WHAT THE TASK REQUIRES ::
Copy, in full, each line of the material that holds the word "полных".

--------------------------------

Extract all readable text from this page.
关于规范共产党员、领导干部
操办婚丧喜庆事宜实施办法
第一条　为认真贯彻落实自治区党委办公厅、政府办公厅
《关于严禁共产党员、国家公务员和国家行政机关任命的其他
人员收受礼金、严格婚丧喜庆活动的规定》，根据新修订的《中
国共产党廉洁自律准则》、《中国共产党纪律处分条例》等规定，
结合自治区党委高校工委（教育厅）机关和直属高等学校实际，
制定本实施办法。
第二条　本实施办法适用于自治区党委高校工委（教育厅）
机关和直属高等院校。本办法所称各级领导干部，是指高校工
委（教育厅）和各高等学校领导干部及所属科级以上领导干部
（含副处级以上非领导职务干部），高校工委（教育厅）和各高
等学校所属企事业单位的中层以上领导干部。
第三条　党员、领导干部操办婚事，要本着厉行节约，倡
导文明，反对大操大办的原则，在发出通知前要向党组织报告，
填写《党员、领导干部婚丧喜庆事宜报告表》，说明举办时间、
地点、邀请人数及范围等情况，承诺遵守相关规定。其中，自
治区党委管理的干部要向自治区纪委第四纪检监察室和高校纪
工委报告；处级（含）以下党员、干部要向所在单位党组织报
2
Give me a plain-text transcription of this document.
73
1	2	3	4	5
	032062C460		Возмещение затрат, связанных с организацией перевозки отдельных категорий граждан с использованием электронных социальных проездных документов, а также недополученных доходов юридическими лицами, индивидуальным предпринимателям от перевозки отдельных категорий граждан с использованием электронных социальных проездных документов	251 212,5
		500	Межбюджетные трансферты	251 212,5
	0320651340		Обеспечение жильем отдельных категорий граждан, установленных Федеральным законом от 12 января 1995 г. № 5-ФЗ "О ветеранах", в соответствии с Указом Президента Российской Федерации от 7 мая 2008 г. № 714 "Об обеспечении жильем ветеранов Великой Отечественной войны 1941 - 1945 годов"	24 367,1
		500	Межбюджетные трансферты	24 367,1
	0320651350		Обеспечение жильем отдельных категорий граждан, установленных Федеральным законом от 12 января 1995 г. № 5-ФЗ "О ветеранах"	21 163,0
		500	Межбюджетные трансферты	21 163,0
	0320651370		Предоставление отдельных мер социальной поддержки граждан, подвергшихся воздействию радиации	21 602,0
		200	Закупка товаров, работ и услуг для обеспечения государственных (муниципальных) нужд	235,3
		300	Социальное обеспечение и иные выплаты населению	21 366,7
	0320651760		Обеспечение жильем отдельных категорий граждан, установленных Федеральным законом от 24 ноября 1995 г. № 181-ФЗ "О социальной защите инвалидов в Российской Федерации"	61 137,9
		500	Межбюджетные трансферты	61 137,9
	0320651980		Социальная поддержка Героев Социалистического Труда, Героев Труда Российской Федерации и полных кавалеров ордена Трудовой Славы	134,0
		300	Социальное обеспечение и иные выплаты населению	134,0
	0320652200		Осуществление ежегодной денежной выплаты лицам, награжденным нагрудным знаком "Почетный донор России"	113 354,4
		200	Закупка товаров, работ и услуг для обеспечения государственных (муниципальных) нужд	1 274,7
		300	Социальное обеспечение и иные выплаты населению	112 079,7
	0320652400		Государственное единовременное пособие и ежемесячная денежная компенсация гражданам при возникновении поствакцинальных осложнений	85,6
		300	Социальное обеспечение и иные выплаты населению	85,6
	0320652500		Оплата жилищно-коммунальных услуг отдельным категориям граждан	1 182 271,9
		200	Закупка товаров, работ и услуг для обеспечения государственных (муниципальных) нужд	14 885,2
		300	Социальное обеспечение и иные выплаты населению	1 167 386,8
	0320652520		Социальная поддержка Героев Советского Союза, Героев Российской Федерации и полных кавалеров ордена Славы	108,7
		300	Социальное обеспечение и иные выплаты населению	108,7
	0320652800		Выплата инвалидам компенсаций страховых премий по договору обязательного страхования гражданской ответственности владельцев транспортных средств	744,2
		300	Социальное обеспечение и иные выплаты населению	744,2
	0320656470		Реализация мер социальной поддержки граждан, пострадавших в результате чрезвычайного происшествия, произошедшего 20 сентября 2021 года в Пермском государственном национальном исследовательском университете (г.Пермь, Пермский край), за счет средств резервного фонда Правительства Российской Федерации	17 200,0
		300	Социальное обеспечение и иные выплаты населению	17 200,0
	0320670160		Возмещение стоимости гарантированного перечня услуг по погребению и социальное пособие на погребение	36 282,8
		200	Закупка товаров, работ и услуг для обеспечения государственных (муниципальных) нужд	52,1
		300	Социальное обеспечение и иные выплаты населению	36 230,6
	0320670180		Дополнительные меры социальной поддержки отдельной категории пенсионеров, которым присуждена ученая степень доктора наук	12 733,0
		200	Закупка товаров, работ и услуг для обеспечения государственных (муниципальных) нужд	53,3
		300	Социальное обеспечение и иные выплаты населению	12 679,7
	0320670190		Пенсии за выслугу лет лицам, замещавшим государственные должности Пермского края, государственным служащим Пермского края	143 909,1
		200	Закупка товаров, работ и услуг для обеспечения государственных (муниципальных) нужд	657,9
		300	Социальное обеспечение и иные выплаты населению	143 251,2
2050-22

--------------------------------

WRITTEN ANSWER ::
	0320651980		Социальная поддержка Героев Социалистического Труда, Героев Труда Российской Федерации и полных кавалеров ордена Трудовой Славы	134,0
	0320652520		Социальная поддержка Героев Советского Союза, Героев Российской Федерации и полных кавалеров ордена Славы	108,7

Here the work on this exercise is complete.